**Your objective**:
Would you restate, exactly as they appear, the lines from the one containing "Convert this document image to plain text." through the end of the data below?

#### Provided data

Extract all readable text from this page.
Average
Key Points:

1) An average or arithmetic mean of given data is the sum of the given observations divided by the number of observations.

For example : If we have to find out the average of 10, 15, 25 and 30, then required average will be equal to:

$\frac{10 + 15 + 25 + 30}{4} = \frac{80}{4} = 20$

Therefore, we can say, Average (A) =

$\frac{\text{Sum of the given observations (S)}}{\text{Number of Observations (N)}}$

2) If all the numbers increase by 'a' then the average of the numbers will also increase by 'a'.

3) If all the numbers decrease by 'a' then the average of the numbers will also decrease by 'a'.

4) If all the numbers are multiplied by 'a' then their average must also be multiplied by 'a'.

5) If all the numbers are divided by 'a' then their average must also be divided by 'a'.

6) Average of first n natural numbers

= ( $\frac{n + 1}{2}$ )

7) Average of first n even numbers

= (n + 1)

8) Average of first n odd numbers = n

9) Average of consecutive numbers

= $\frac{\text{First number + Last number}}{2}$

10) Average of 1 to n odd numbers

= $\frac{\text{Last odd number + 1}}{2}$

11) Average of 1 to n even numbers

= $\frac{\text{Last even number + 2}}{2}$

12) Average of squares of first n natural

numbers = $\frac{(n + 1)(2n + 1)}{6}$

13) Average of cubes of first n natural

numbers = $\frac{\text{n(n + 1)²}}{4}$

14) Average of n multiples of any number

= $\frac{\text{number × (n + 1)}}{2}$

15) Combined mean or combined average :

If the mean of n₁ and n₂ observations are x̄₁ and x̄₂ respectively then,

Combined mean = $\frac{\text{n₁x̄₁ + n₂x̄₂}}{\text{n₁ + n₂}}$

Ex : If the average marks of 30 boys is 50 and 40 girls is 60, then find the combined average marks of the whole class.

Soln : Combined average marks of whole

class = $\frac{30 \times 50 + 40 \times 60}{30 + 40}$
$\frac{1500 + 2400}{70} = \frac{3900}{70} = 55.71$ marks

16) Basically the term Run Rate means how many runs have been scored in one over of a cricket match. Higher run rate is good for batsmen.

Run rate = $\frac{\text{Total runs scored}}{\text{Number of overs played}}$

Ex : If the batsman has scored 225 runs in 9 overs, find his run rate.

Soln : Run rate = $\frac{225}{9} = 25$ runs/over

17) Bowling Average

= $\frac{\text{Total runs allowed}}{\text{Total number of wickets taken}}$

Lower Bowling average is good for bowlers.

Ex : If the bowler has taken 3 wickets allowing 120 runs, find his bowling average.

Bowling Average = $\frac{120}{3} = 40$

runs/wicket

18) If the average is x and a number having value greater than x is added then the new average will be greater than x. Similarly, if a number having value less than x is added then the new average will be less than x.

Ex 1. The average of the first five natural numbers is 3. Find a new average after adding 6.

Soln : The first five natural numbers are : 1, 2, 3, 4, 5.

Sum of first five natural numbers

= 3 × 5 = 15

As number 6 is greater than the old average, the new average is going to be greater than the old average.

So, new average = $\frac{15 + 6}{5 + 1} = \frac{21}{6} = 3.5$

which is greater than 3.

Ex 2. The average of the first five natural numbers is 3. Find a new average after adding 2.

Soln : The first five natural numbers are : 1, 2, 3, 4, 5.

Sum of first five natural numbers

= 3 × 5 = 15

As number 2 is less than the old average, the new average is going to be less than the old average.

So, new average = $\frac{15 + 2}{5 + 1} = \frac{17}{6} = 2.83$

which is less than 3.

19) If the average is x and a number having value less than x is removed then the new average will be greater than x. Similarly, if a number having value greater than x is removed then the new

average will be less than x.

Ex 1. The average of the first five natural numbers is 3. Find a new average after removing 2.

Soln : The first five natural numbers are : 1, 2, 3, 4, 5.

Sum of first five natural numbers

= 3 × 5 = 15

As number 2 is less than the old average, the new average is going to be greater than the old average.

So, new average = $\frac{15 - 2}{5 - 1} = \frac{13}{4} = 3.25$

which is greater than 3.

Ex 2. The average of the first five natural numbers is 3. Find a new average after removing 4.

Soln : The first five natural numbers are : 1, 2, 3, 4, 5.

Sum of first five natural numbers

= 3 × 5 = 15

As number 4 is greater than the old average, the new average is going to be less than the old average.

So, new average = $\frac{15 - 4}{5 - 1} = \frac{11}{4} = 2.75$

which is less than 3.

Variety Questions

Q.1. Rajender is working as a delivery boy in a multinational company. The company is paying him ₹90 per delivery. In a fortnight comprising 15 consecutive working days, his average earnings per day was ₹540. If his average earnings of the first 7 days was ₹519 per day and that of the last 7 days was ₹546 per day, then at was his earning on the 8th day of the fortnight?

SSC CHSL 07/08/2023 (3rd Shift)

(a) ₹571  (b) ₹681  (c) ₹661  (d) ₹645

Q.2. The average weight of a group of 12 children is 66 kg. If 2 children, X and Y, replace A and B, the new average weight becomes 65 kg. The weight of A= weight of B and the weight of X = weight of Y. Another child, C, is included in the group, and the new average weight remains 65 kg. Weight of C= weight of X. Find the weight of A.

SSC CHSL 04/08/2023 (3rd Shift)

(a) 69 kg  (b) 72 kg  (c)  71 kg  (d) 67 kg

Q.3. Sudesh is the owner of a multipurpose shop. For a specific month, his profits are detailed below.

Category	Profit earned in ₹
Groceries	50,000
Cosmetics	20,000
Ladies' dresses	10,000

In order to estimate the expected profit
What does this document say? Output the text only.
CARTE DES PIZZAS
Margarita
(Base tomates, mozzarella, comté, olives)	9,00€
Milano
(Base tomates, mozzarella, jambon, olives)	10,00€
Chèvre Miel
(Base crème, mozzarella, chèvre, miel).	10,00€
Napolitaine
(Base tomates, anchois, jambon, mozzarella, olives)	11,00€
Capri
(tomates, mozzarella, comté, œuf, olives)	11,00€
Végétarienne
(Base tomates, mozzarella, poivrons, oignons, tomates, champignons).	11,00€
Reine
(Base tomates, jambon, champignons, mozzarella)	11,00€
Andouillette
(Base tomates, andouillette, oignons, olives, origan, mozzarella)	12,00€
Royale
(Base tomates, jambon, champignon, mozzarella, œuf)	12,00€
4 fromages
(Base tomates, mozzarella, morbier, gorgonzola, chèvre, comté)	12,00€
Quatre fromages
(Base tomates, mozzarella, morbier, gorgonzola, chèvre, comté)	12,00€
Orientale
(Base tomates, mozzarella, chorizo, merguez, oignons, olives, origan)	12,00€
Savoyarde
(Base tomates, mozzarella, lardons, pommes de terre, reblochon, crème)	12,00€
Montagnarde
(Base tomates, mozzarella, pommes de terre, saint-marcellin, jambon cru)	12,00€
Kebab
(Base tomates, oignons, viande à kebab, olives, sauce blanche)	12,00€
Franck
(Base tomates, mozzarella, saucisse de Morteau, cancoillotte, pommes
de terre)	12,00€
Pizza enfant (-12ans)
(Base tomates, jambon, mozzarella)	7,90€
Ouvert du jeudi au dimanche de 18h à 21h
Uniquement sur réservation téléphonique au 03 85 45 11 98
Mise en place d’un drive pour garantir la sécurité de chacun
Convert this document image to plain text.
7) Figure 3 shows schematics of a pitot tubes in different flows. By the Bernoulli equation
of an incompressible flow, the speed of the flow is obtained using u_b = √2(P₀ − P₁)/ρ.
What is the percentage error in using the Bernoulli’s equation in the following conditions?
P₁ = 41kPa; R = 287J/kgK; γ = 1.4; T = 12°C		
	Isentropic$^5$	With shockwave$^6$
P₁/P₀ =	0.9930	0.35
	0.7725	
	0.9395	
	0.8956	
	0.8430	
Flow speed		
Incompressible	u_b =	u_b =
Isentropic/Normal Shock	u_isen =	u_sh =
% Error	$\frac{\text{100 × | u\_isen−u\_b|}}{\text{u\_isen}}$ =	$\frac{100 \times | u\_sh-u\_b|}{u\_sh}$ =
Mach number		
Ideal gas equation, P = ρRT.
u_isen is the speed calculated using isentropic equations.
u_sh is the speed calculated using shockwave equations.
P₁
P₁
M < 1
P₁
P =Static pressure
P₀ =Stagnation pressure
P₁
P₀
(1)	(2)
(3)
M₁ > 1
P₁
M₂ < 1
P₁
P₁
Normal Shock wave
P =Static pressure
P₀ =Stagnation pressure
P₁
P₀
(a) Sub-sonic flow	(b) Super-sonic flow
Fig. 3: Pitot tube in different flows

########

**Solution to the exercise**:
Convert this document image to plain text.
7) Figure 3 shows schematics of a pitot tubes in different flows. By the Bernoulli equation
of an incompressible flow, the speed of the flow is obtained using u_b = √2(P₀ − P₁)/ρ.
What is the percentage error in using the Bernoulli’s equation in the following conditions?
P₁ = 41kPa; R = 287J/kgK; γ = 1.4; T = 12°C		
	Isentropic$^5$	With shockwave$^6$
P₁/P₀ =	0.9930	0.35
	0.7725	
	0.9395	
	0.8956	
	0.8430	
Flow speed		
Incompressible	u_b =	u_b =
Isentropic/Normal Shock	u_isen =	u_sh =
% Error	$\frac{\text{100 × | u\_isen−u\_b|}}{\text{u\_isen}}$ =	$\frac{100 \times | u\_sh-u\_b|}{u\_sh}$ =
Mach number		
Ideal gas equation, P = ρRT.
u_isen is the speed calculated using isentropic equations.
u_sh is the speed calculated using shockwave equations.
P₁
P₁
M < 1
P₁
P =Static pressure
P₀ =Stagnation pressure
P₁
P₀
(1)	(2)
(3)
M₁ > 1
P₁
M₂ < 1
P₁
P₁
Normal Shock wave
P =Static pressure
P₀ =Stagnation pressure
P₁
P₀
(a) Sub-sonic flow	(b) Super-sonic flow
Fig. 3: Pitot tube in different flows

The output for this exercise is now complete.